EXERCISE AIM> Check every line below for the word "Mesuré" and copy the ones that have it.

___ SUPPLIED RECORDS

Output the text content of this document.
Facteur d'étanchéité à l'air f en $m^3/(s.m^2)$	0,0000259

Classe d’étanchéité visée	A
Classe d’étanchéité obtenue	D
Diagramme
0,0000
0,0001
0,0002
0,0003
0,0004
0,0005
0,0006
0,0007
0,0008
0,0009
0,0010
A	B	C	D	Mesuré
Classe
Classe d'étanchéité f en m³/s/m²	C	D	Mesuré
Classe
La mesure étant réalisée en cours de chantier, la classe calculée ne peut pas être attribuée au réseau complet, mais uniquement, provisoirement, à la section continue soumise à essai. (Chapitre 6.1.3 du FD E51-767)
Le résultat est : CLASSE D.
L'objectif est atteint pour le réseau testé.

______

THE RESPONSE>
A	B	C	D	Mesuré
Classe d'étanchéité f en m³/s/m²	C	D	Mesuré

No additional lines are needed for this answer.